**DIRECTIVE:** From the entries below, please gather each line containing the string "labels".

**SUPPLIED MATERIAL:**
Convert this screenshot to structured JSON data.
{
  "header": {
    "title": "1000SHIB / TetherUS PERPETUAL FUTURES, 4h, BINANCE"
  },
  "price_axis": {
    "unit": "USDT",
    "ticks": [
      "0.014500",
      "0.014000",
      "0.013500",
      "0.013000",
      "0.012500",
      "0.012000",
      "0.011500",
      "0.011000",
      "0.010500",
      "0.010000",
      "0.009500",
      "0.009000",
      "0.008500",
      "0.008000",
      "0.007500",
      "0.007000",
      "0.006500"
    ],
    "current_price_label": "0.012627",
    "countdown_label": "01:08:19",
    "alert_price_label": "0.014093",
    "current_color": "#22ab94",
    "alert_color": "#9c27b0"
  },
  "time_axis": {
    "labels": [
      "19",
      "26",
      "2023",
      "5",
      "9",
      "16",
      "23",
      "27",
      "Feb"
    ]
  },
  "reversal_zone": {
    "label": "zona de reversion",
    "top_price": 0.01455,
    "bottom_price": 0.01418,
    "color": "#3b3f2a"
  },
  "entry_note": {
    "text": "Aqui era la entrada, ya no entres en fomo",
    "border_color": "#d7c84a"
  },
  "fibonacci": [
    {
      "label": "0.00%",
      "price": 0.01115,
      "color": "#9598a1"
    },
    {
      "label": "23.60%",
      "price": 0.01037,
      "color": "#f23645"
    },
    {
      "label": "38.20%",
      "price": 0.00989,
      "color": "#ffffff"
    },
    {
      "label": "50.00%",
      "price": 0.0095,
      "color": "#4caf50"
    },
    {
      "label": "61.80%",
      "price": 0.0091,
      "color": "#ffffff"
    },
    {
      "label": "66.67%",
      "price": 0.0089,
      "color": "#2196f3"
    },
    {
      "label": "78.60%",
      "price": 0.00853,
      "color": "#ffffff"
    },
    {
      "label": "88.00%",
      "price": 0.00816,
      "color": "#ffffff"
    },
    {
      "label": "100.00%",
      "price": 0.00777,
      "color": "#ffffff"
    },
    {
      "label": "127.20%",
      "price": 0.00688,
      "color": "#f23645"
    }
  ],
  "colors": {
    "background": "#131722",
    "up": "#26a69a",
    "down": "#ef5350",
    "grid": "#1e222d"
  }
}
==
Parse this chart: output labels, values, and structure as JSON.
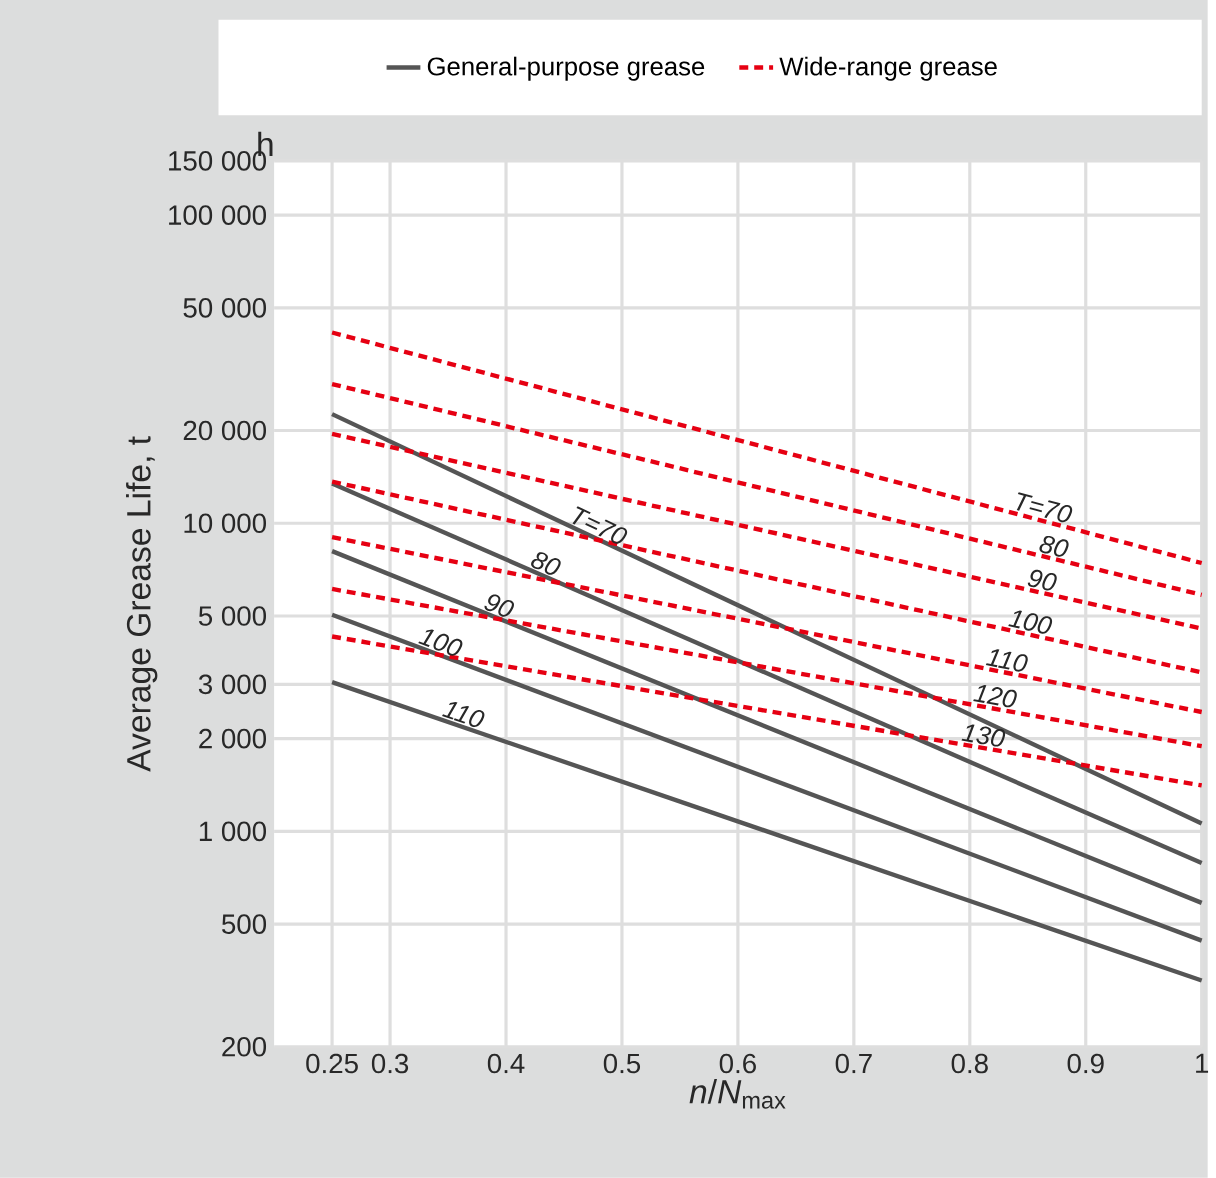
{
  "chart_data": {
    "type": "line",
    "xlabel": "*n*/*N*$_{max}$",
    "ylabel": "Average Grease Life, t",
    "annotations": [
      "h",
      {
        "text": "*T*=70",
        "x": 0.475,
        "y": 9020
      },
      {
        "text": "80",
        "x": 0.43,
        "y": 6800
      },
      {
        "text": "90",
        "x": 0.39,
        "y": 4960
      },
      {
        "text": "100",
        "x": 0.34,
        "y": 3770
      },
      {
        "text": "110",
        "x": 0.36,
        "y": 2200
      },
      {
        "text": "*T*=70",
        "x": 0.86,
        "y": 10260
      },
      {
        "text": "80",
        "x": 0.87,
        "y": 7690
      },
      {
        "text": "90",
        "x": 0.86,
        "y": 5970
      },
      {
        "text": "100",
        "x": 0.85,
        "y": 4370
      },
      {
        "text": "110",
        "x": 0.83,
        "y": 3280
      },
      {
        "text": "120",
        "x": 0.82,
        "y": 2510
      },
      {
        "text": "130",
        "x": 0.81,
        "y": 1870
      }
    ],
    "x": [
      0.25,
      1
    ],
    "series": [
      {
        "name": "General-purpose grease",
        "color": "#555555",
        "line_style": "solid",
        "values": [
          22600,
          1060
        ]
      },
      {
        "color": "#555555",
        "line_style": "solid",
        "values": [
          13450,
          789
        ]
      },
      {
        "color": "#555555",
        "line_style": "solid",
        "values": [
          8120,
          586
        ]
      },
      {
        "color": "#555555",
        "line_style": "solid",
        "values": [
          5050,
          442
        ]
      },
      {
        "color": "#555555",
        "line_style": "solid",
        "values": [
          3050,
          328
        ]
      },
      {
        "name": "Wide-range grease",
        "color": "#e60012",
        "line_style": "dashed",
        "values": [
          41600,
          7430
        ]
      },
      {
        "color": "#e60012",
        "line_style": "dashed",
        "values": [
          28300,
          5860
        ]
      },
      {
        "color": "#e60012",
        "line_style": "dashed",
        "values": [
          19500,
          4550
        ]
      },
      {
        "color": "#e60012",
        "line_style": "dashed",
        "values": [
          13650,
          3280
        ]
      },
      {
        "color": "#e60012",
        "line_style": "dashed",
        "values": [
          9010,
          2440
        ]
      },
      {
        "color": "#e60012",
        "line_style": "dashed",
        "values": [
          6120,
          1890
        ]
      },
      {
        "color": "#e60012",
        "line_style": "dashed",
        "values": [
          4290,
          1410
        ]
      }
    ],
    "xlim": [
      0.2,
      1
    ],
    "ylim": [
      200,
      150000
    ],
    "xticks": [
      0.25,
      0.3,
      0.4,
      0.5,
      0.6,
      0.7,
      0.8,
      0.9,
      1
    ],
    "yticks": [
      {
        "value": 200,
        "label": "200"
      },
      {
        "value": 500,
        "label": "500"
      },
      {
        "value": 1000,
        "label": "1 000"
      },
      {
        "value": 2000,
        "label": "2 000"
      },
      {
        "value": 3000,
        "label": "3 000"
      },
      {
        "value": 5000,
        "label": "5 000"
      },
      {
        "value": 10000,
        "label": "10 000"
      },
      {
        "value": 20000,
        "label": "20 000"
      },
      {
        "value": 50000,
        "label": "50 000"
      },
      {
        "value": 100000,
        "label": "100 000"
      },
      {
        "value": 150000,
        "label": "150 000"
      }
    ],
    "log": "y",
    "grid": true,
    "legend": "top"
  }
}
...
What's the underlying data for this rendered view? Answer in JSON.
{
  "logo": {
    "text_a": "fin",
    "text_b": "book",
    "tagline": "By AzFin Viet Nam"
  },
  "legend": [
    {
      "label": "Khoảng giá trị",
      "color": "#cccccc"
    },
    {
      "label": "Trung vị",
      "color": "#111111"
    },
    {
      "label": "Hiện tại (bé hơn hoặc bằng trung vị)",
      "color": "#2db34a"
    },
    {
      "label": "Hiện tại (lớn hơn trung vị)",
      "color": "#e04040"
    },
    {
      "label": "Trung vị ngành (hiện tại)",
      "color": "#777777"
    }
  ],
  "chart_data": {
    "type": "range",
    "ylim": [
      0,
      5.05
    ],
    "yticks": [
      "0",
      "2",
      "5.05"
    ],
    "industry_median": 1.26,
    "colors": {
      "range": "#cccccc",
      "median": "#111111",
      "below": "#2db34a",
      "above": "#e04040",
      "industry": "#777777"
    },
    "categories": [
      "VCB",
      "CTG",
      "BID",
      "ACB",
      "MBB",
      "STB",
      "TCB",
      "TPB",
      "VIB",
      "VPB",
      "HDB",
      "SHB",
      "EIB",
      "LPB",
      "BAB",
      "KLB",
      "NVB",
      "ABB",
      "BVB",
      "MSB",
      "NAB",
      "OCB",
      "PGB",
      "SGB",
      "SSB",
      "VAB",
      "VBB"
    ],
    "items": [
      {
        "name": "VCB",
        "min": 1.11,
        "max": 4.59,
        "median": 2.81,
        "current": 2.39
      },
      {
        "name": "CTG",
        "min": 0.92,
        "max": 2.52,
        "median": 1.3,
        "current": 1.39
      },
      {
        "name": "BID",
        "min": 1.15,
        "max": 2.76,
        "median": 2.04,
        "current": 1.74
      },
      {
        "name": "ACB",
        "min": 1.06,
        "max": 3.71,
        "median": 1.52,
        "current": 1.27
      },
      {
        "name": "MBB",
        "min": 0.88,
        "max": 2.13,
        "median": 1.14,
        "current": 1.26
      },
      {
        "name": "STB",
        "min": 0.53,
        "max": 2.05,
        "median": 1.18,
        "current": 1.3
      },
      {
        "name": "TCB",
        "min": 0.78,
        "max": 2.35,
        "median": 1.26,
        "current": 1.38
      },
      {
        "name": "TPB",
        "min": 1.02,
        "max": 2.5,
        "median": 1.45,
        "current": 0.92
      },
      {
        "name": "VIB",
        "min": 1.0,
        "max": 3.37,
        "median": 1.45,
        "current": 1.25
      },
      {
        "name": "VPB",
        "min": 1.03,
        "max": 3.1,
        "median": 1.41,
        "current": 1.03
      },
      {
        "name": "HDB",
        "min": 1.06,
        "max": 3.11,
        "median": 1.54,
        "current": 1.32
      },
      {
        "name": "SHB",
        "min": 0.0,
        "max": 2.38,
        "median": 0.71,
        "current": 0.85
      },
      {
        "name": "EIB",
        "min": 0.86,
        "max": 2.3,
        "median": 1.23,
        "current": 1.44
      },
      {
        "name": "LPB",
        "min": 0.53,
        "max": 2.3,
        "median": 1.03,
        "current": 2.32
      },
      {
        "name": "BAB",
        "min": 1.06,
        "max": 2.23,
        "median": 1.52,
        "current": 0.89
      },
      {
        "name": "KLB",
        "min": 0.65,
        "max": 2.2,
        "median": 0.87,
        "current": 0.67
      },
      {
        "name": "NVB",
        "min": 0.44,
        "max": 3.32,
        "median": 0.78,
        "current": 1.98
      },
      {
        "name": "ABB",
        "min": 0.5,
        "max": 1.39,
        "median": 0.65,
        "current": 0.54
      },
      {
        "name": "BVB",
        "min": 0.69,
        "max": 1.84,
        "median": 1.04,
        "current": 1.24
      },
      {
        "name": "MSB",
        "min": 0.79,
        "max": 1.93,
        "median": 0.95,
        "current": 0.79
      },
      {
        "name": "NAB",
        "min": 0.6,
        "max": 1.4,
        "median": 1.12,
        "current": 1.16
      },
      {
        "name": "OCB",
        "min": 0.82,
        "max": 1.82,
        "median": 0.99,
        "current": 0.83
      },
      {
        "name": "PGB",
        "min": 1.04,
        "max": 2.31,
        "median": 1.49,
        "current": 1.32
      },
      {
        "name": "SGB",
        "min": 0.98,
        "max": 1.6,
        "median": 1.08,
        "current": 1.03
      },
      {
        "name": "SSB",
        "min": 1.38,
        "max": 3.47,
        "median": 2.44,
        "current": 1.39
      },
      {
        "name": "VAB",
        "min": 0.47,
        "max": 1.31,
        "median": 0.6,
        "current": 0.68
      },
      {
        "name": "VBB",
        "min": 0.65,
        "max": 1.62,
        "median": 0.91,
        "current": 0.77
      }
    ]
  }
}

**FINAL ANSWER:**
    "labels": [
Parse this chart: output labels, values, and structure as JSON.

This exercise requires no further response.